> _TASK DETAILS_: Lines that include the word "guests" are the ones to copy.

> _Records excerpted from a collection_:
______________________________

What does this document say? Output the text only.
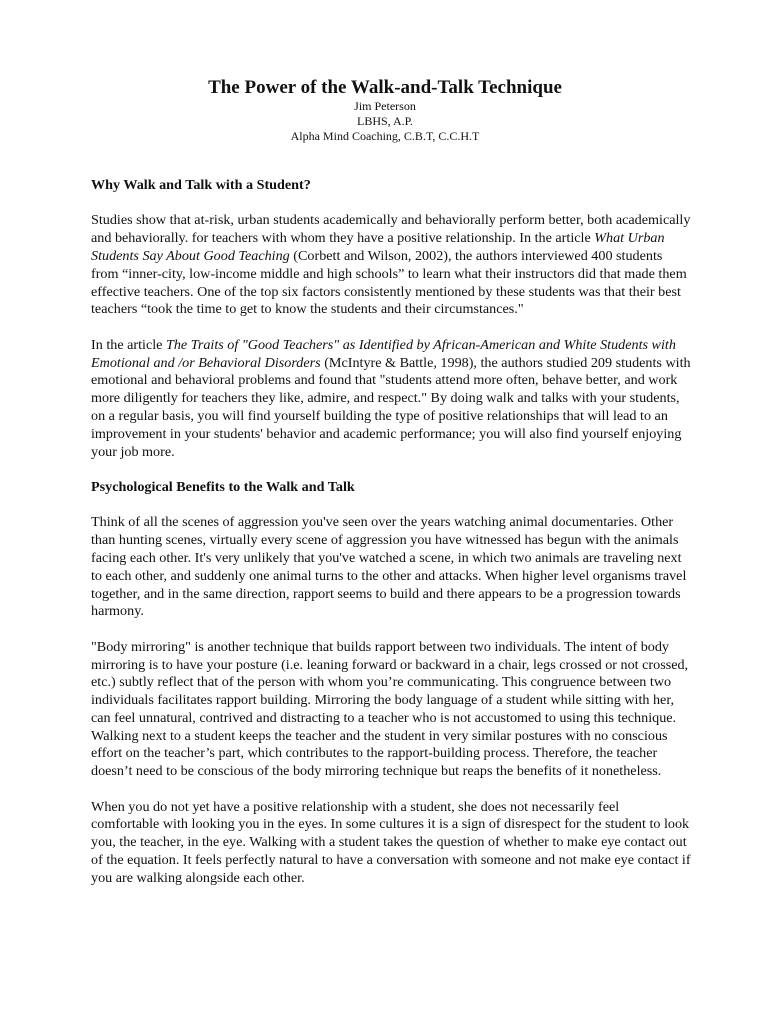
The Power of the Walk-and-Talk Technique

Jim Peterson

LBHS, A.P.

Alpha Mind Coaching, C.B.T, C.C.H.T

Why Walk and Talk with a Student?

Studies show that at-risk, urban students academically and behaviorally perform better, both academically and behaviorally. for teachers with whom they have a positive relationship. In the article What Urban Students Say About Good Teaching (Corbett and Wilson, 2002), the authors interviewed 400 students from “inner-city, low-income middle and high schools” to learn what their instructors did that made them effective teachers. One of the top six factors consistently mentioned by these students was that their best teachers “took the time to get to know the students and their circumstances."

In the article The Traits of "Good Teachers" as Identified by African-American and White Students with Emotional and /or Behavioral Disorders (McIntyre & Battle, 1998), the authors studied 209 students with emotional and behavioral problems and found that "students attend more often, behave better, and work more diligently for teachers they like, admire, and respect." By doing walk and talks with your students, on a regular basis, you will find yourself building the type of positive relationships that will lead to an improvement in your students' behavior and academic performance; you will also find yourself enjoying your job more.

Psychological Benefits to the Walk and Talk

Think of all the scenes of aggression you've seen over the years watching animal documentaries. Other than hunting scenes, virtually every scene of aggression you have witnessed has begun with the animals facing each other. It's very unlikely that you've watched a scene, in which two animals are traveling next to each other, and suddenly one animal turns to the other and attacks. When higher level organisms travel together, and in the same direction, rapport seems to build and there appears to be a progression towards harmony.

"Body mirroring" is another technique that builds rapport between two individuals. The intent of body mirroring is to have your posture (i.e. leaning forward or backward in a chair, legs crossed or not crossed, etc.) subtly reflect that of the person with whom you’re communicating. This congruence between two individuals facilitates rapport building. Mirroring the body language of a student while sitting with her, can feel unnatural, contrived and distracting to a teacher who is not accustomed to using this technique. Walking next to a student keeps the teacher and the student in very similar postures with no conscious effort on the teacher’s part, which contributes to the rapport-building process. Therefore, the teacher doesn’t need to be conscious of the body mirroring technique but reaps the benefits of it nonetheless.

When you do not yet have a positive relationship with a student, she does not necessarily feel comfortable with looking you in the eyes. In some cultures it is a sign of disrespect for the student to look you, the teacher, in the eye. Walking with a student takes the question of whether to make eye contact out of the equation. It feels perfectly natural to have a conversation with someone and not make eye contact if you are walking alongside each other.
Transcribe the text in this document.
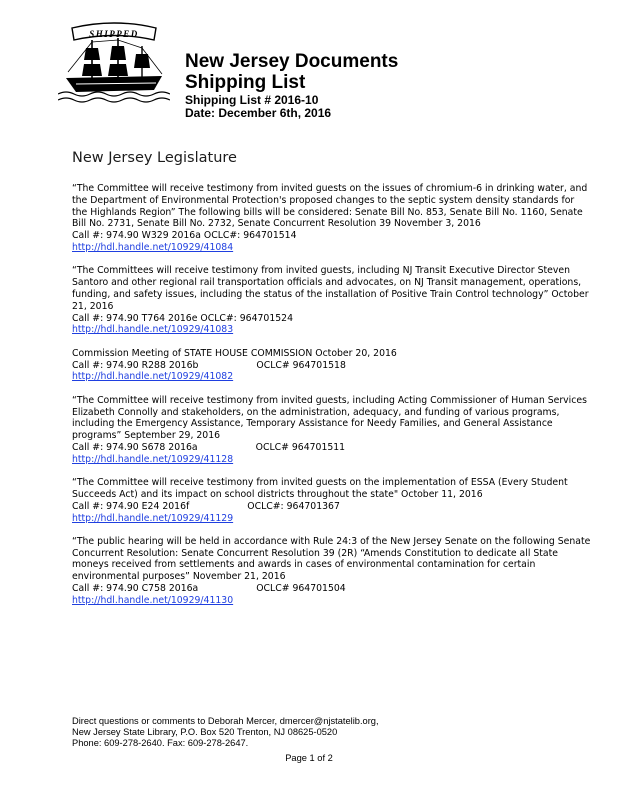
SHIPPED
New Jersey Documents
Shipping List
Shipping List # 2016-10
Date: December 6th, 2016
New Jersey Legislature
“The Committee will receive testimony from invited guests on the issues of chromium-6 in drinking water, and the Department of Environmental Protection's proposed changes to the septic system density standards for the Highlands Region” The following bills will be considered: Senate Bill No. 853, Senate Bill No. 1160, Senate Bill No. 2731, Senate Bill No. 2732, Senate Concurrent Resolution 39 November 3, 2016
Call #: 974.90 W329 2016a OCLC#: 964701514
http://hdl.handle.net/10929/41084
“The Committees will receive testimony from invited guests, including NJ Transit Executive Director Steven Santoro and other regional rail transportation officials and advocates, on NJ Transit management, operations, funding, and safety issues, including the status of the installation of Positive Train Control technology” October 21, 2016
Call #: 974.90 T764 2016e OCLC#: 964701524
http://hdl.handle.net/10929/41083
Commission Meeting of STATE HOUSE COMMISSION October 20, 2016
Call #: 974.90 R288 2016b	OCLC# 964701518
http://hdl.handle.net/10929/41082
“The Committee will receive testimony from invited guests, including Acting Commissioner of Human Services Elizabeth Connolly and stakeholders, on the administration, adequacy, and funding of various programs, including the Emergency Assistance, Temporary Assistance for Needy Families, and General Assistance programs” September 29, 2016
Call #: 974.90 S678 2016a	OCLC# 964701511
http://hdl.handle.net/10929/41128
“The Committee will receive testimony from invited guests on the implementation of ESSA (Every Student Succeeds Act) and its impact on school districts throughout the state" October 11, 2016
Call #: 974.90 E24 2016f	OCLC#: 964701367
http://hdl.handle.net/10929/41129
“The public hearing will be held in accordance with Rule 24:3 of the New Jersey Senate on the following Senate Concurrent Resolution: Senate Concurrent Resolution 39 (2R) “Amends Constitution to dedicate all State moneys received from settlements and awards in cases of environmental contamination for certain environmental purposes” November 21, 2016
Call #: 974.90 C758 2016a	OCLC# 964701504
http://hdl.handle.net/10929/41130
Direct questions or comments to Deborah Mercer, dmercer@njstatelib.org,
New Jersey State Library, P.O. Box 520 Trenton, NJ 08625-0520
Phone: 609-278-2640. Fax: 609-278-2647.
Page 1 of 2
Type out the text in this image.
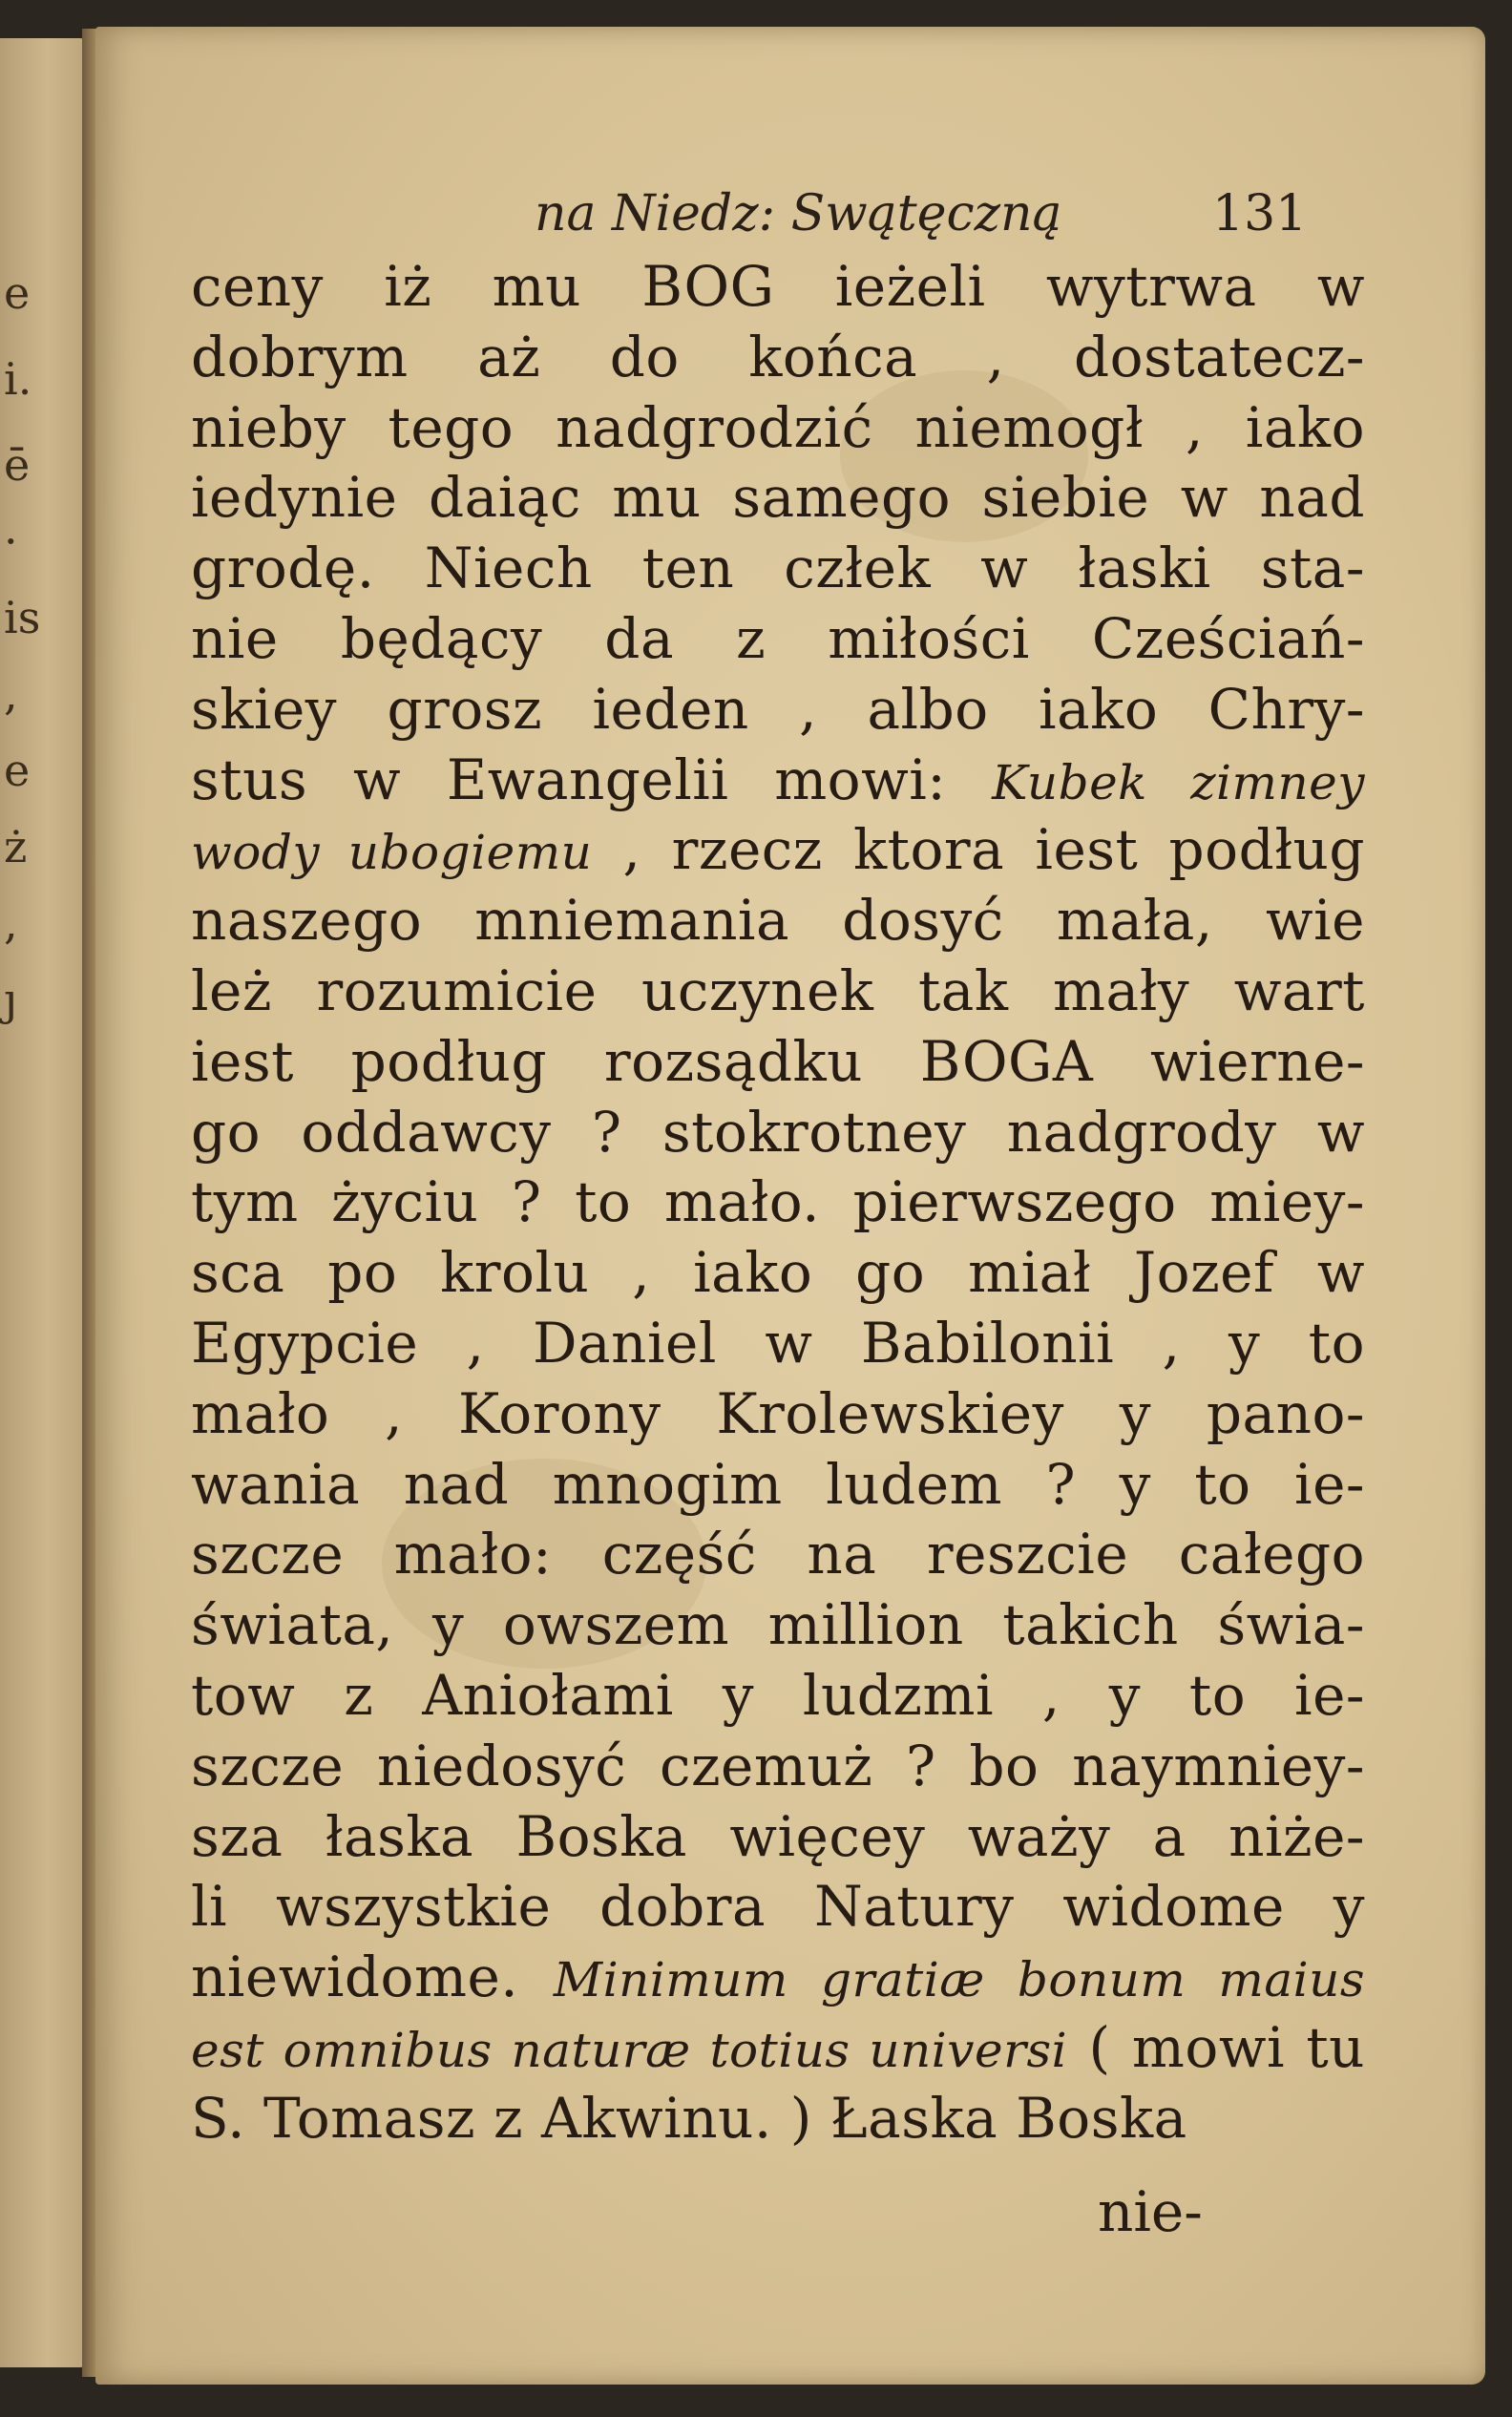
e
i.
ē
·
is
,
e
ż
,
ȷ
na Niedz: Swątęczną	131
ceny iż mu BOG ieżeli wytrwa w
dobrym aż do końca , dostatecz-
nieby tego nadgrodzić niemogł , iako
iedynie daiąc mu samego siebie w nad
grodę. Niech ten człek w łaski sta-
nie będący da z miłości Cześciań-
skiey grosz ieden , albo iako Chry-
stus w Ewangelii mowi: Kubek zimney
wody ubogiemu , rzecz ktora iest podług
naszego mniemania dosyć mała, wie
leż rozumicie uczynek tak mały wart
iest podług rozsądku BOGA wierne-
go oddawcy ? stokrotney nadgrody w
tym życiu ? to mało. pierwszego miey-
sca po krolu , iako go miał Jozef w
Egypcie , Daniel w Babilonii , y to
mało , Korony Krolewskiey y pano-
wania nad mnogim ludem ? y to ie-
szcze mało: część na reszcie całego
świata, y owszem million takich świa-
tow z Aniołami y ludzmi , y to ie-
szcze niedosyć czemuż ? bo naymniey-
sza łaska Boska więcey waży a niże-
li wszystkie dobra Natury widome y
niewidome. Minimum gratiæ bonum maius
est omnibus naturæ totius universi ( mowi tu
S. Tomasz z Akwinu. ) Łaska Boska
nie-
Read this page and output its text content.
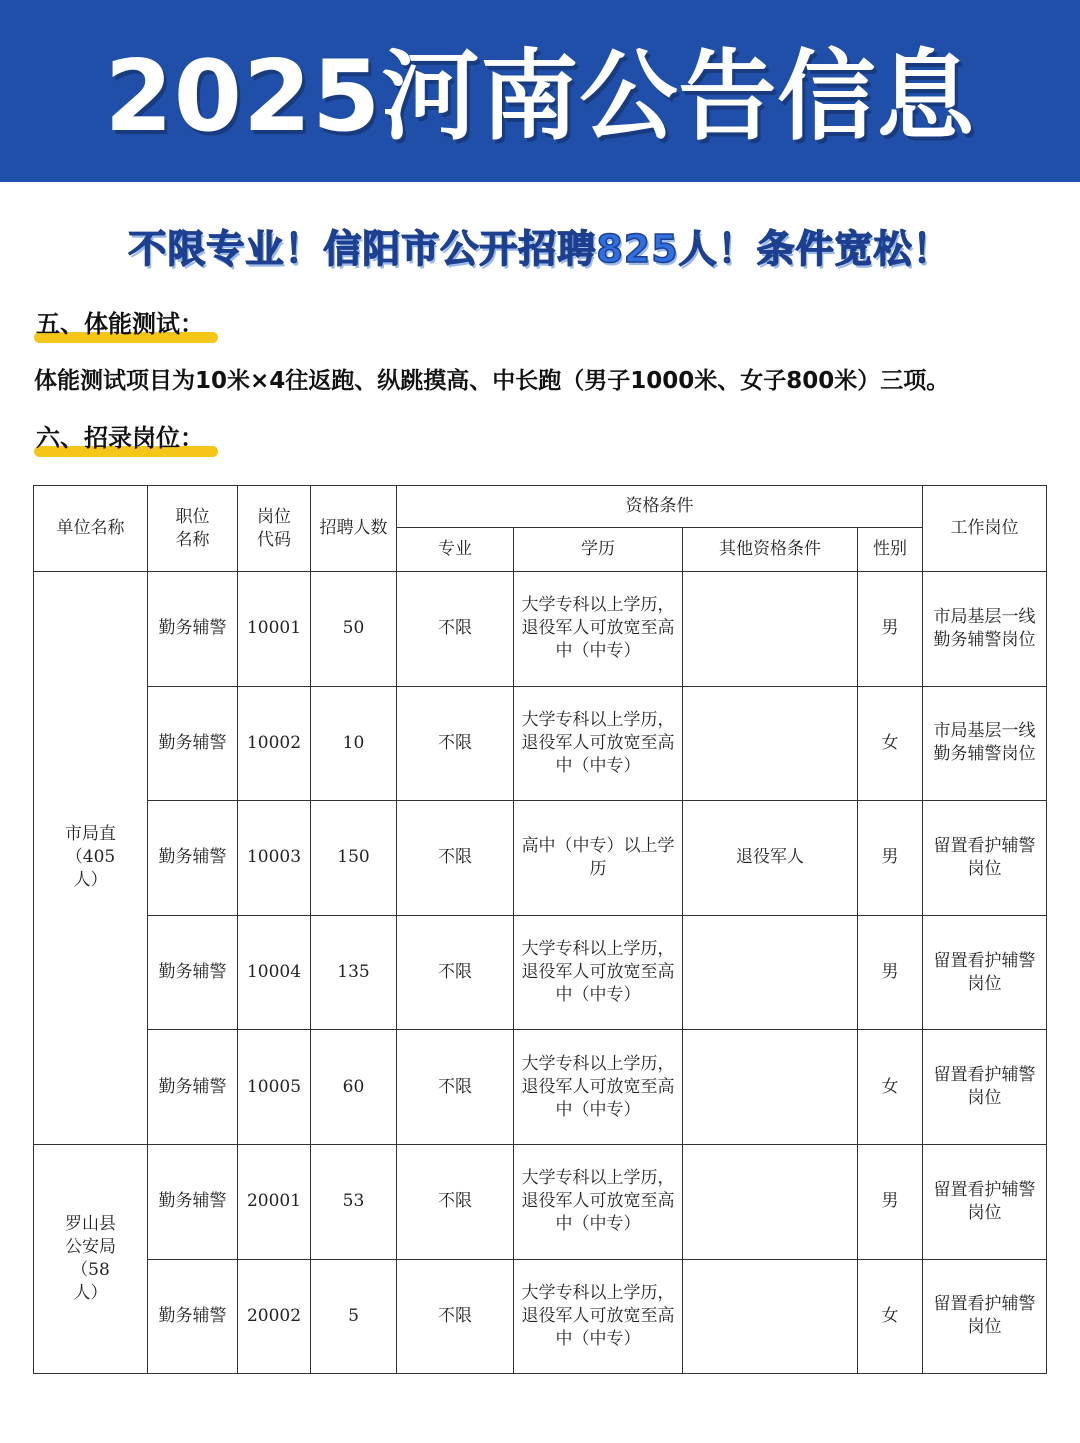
2025河南公告信息
不限专业！信阳市公开招聘825人！条件宽松！
五、体能测试：
体能测试项目为10米×4往返跑、纵跳摸高、中长跑（男子1000米、女子800米）三项。
六、招录岗位：
单位名称	职位名称	岗位代码	招聘人数	资格条件				工作岗位
				专业	学历	其他资格条件	性别	
市局直（405人）	勤务辅警	10001	50	不限	大学专科以上学历，退役军人可放宽至高中（中专）		男	市局基层一线勤务辅警岗位
	勤务辅警	10002	10	不限	大学专科以上学历，退役军人可放宽至高中（中专）		女	市局基层一线勤务辅警岗位
	勤务辅警	10003	150	不限	高中（中专）以上学历	退役军人	男	留置看护辅警岗位
	勤务辅警	10004	135	不限	大学专科以上学历，退役军人可放宽至高中（中专）		男	留置看护辅警岗位
	勤务辅警	10005	60	不限	大学专科以上学历，退役军人可放宽至高中（中专）		女	留置看护辅警岗位
罗山县公安局（58人）	勤务辅警	20001	53	不限	大学专科以上学历，退役军人可放宽至高中（中专）		男	留置看护辅警岗位
	勤务辅警	20002	5	不限	大学专科以上学历，退役军人可放宽至高中（中专）		女	留置看护辅警岗位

______________________________

> _OUTPUT OF THE TASK_:
“The Committee will receive testimony from invited guests on the issues of chromium-6 in drinking water, and the Department of Environmental Protection's proposed changes to the septic system density standards for the Highlands Region” The following bills will be considered: Senate Bill No. 853, Senate Bill No. 1160, Senate Bill No. 2731, Senate Bill No. 2732, Senate Concurrent Resolution 39 November 3, 2016
“The Committees will receive testimony from invited guests, including NJ Transit Executive Director Steven Santoro and other regional rail transportation officials and advocates, on NJ Transit management, operations, funding, and safety issues, including the status of the installation of Positive Train Control technology” October 21, 2016
“The Committee will receive testimony from invited guests, including Acting Commissioner of Human Services Elizabeth Connolly and stakeholders, on the administration, adequacy, and funding of various programs, including the Emergency Assistance, Temporary Assistance for Needy Families, and General Assistance programs” September 29, 2016
“The Committee will receive testimony from invited guests on the implementation of ESSA (Every Student Succeeds Act) and its impact on school districts throughout the state" October 11, 2016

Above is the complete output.